◆ Exercise instructions
The listing below should be copied in full, word for word.

(Stored data)

---

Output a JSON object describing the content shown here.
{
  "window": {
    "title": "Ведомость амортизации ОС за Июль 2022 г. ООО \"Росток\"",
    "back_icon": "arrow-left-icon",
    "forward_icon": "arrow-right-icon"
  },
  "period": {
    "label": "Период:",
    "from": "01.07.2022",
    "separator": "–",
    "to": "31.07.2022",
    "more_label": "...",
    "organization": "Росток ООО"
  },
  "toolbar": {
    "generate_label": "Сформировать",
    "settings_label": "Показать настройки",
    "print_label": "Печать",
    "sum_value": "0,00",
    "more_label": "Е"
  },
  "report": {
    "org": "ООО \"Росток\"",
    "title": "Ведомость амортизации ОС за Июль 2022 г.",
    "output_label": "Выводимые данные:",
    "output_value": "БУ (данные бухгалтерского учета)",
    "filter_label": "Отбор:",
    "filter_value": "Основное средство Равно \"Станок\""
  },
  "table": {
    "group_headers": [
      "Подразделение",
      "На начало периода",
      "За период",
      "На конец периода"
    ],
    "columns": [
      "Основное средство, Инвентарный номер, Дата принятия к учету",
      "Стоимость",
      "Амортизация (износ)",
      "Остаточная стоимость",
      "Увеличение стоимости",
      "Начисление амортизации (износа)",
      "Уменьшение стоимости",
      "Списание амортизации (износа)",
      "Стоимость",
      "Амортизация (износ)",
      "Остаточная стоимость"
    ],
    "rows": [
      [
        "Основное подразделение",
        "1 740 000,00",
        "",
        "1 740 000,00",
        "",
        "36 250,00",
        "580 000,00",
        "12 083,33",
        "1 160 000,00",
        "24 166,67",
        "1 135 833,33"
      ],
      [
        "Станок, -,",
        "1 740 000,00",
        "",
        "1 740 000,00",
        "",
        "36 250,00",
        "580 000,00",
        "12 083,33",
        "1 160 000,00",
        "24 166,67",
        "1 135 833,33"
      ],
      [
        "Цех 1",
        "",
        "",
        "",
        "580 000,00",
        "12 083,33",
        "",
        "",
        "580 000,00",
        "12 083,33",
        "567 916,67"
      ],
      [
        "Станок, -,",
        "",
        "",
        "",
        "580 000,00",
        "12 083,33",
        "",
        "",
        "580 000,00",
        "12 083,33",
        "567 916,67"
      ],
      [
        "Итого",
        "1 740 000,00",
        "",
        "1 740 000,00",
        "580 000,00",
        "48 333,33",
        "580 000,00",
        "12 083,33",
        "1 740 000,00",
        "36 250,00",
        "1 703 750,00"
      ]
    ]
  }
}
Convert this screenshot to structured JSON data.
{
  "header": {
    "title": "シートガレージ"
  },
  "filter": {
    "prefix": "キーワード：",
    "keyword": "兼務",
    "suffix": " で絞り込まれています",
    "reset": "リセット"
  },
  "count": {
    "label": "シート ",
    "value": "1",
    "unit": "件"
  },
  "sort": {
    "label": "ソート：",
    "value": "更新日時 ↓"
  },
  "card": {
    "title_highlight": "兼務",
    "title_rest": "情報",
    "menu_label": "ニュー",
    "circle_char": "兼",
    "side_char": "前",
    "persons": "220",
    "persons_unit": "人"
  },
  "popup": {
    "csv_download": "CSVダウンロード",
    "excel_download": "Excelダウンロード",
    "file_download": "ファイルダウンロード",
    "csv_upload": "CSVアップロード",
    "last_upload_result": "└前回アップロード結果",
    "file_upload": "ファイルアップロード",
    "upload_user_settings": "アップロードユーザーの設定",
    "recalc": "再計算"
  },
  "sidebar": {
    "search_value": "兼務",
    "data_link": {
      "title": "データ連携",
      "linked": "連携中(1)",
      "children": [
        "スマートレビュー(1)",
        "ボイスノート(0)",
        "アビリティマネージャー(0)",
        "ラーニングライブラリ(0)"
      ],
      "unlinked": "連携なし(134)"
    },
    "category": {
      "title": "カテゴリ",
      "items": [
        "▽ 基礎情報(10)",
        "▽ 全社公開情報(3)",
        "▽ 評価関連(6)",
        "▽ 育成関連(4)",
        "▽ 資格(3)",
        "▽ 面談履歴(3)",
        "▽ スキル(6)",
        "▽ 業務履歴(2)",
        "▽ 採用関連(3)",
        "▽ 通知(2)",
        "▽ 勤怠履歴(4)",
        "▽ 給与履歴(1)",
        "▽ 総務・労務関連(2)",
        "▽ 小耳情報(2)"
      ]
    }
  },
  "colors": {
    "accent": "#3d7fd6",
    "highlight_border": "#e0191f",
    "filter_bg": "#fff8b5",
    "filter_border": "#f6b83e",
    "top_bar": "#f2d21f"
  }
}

---

◆ Output for this exercise
Output a JSON object describing the content shown here.
{
  "window": {
    "title": "Ведомость амортизации ОС за Июль 2022 г. ООО \"Росток\"",
    "back_icon": "arrow-left-icon",
    "forward_icon": "arrow-right-icon"
  },
  "period": {
    "label": "Период:",
    "from": "01.07.2022",
    "separator": "–",
    "to": "31.07.2022",
    "more_label": "...",
    "organization": "Росток ООО"
  },
  "toolbar": {
    "generate_label": "Сформировать",
    "settings_label": "Показать настройки",
    "print_label": "Печать",
    "sum_value": "0,00",
    "more_label": "Е"
  },
  "report": {
    "org": "ООО \"Росток\"",
    "title": "Ведомость амортизации ОС за Июль 2022 г.",
    "output_label": "Выводимые данные:",
    "output_value": "БУ (данные бухгалтерского учета)",
    "filter_label": "Отбор:",
    "filter_value": "Основное средство Равно \"Станок\""
  },
  "table": {
    "group_headers": [
      "Подразделение",
      "На начало периода",
      "За период",
      "На конец периода"
    ],
    "columns": [
      "Основное средство, Инвентарный номер, Дата принятия к учету",
      "Стоимость",
      "Амортизация (износ)",
      "Остаточная стоимость",
      "Увеличение стоимости",
      "Начисление амортизации (износа)",
      "Уменьшение стоимости",
      "Списание амортизации (износа)",
      "Стоимость",
      "Амортизация (износ)",
      "Остаточная стоимость"
    ],
    "rows": [
      [
        "Основное подразделение",
        "1 740 000,00",
        "",
        "1 740 000,00",
        "",
        "36 250,00",
        "580 000,00",
        "12 083,33",
        "1 160 000,00",
        "24 166,67",
        "1 135 833,33"
      ],
      [
        "Станок, -,",
        "1 740 000,00",
        "",
        "1 740 000,00",
        "",
        "36 250,00",
        "580 000,00",
        "12 083,33",
        "1 160 000,00",
        "24 166,67",
        "1 135 833,33"
      ],
      [
        "Цех 1",
        "",
        "",
        "",
        "580 000,00",
        "12 083,33",
        "",
        "",
        "580 000,00",
        "12 083,33",
        "567 916,67"
      ],
      [
        "Станок, -,",
        "",
        "",
        "",
        "580 000,00",
        "12 083,33",
        "",
        "",
        "580 000,00",
        "12 083,33",
        "567 916,67"
      ],
      [
        "Итого",
        "1 740 000,00",
        "",
        "1 740 000,00",
        "580 000,00",
        "48 333,33",
        "580 000,00",
        "12 083,33",
        "1 740 000,00",
        "36 250,00",
        "1 703 750,00"
      ]
    ]
  }
}
Convert this screenshot to structured JSON data.
{
  "header": {
    "title": "シートガレージ"
  },
  "filter": {
    "prefix": "キーワード：",
    "keyword": "兼務",
    "suffix": " で絞り込まれています",
    "reset": "リセット"
  },
  "count": {
    "label": "シート ",
    "value": "1",
    "unit": "件"
  },
  "sort": {
    "label": "ソート：",
    "value": "更新日時 ↓"
  },
  "card": {
    "title_highlight": "兼務",
    "title_rest": "情報",
    "menu_label": "ニュー",
    "circle_char": "兼",
    "side_char": "前",
    "persons": "220",
    "persons_unit": "人"
  },
  "popup": {
    "csv_download": "CSVダウンロード",
    "excel_download": "Excelダウンロード",
    "file_download": "ファイルダウンロード",
    "csv_upload": "CSVアップロード",
    "last_upload_result": "└前回アップロード結果",
    "file_upload": "ファイルアップロード",
    "upload_user_settings": "アップロードユーザーの設定",
    "recalc": "再計算"
  },
  "sidebar": {
    "search_value": "兼務",
    "data_link": {
      "title": "データ連携",
      "linked": "連携中(1)",
      "children": [
        "スマートレビュー(1)",
        "ボイスノート(0)",
        "アビリティマネージャー(0)",
        "ラーニングライブラリ(0)"
      ],
      "unlinked": "連携なし(134)"
    },
    "category": {
      "title": "カテゴリ",
      "items": [
        "▽ 基礎情報(10)",
        "▽ 全社公開情報(3)",
        "▽ 評価関連(6)",
        "▽ 育成関連(4)",
        "▽ 資格(3)",
        "▽ 面談履歴(3)",
        "▽ スキル(6)",
        "▽ 業務履歴(2)",
        "▽ 採用関連(3)",
        "▽ 通知(2)",
        "▽ 勤怠履歴(4)",
        "▽ 給与履歴(1)",
        "▽ 総務・労務関連(2)",
        "▽ 小耳情報(2)"
      ]
    }
  },
  "colors": {
    "accent": "#3d7fd6",
    "highlight_border": "#e0191f",
    "filter_bg": "#fff8b5",
    "filter_border": "#f6b83e",
    "top_bar": "#f2d21f"
  }
}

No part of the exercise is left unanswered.